=== Exercise goal ===
Check each line of the records below and collect those that include the word "text".

[Dataset records]
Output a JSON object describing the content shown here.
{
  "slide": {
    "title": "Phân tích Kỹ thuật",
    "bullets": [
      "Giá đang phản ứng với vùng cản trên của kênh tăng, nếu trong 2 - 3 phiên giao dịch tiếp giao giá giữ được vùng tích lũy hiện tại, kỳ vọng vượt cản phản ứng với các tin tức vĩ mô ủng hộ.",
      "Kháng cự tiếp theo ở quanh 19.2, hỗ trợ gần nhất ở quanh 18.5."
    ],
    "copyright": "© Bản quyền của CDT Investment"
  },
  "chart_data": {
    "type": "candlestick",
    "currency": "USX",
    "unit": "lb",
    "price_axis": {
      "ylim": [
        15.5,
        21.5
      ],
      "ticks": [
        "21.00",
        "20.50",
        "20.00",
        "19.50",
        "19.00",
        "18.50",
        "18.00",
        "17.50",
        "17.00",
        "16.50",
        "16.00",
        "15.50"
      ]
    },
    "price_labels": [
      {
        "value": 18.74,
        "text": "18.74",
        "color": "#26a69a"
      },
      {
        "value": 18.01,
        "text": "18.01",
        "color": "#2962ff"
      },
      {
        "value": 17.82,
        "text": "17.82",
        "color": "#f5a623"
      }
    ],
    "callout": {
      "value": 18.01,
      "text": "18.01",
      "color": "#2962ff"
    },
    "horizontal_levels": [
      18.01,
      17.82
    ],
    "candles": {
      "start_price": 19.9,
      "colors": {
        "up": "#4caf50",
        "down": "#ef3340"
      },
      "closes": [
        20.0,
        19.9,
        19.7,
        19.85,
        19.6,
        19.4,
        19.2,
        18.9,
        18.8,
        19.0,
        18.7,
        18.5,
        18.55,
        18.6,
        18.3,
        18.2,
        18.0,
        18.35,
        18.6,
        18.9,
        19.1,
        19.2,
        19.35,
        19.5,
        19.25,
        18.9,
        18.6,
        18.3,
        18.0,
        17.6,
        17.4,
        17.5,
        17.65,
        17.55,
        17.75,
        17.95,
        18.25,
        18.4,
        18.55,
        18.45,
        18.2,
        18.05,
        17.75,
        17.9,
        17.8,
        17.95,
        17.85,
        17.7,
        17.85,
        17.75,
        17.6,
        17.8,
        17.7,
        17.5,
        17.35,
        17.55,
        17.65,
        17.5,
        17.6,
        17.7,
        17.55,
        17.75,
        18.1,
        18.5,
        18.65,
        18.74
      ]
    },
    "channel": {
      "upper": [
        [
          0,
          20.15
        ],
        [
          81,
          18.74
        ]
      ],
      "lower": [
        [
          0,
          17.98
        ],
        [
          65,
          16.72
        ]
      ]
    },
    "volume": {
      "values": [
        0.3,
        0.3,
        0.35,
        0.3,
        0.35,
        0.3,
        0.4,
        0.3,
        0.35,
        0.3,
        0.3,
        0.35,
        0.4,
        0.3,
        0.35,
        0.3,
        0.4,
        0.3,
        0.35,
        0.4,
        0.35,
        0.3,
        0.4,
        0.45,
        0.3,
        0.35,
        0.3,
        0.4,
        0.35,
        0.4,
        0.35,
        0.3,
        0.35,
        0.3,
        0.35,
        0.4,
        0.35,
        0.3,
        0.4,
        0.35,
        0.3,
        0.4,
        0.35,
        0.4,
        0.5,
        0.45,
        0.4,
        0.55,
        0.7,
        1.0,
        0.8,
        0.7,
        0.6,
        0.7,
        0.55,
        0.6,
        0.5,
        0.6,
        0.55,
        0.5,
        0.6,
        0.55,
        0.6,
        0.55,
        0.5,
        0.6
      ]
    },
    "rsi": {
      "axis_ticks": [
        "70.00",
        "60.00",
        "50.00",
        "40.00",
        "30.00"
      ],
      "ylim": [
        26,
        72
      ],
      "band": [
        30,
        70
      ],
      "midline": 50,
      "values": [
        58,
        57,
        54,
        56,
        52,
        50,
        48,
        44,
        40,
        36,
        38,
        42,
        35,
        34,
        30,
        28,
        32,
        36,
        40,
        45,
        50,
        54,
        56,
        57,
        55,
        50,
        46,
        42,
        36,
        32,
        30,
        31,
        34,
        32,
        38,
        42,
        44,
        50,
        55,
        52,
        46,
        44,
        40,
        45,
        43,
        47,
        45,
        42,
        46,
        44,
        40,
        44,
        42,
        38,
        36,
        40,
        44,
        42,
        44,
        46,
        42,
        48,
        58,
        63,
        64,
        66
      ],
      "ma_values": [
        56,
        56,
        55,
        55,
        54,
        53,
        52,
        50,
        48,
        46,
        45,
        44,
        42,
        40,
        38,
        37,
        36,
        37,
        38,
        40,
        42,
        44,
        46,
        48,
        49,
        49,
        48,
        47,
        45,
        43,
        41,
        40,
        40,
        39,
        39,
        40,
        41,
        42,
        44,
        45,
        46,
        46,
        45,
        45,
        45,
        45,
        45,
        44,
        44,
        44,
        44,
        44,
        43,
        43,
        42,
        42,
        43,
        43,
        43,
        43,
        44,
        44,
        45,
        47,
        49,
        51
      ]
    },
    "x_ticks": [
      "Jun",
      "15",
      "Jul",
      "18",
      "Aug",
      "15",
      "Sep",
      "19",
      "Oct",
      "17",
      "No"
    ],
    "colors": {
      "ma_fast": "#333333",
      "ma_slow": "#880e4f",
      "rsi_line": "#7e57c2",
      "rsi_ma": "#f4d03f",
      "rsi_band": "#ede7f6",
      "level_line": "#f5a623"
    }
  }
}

=== Answer to the exercise ===
        "text": "18.74",
        "text": "18.01",
        "text": "17.82",
      "text": "18.01",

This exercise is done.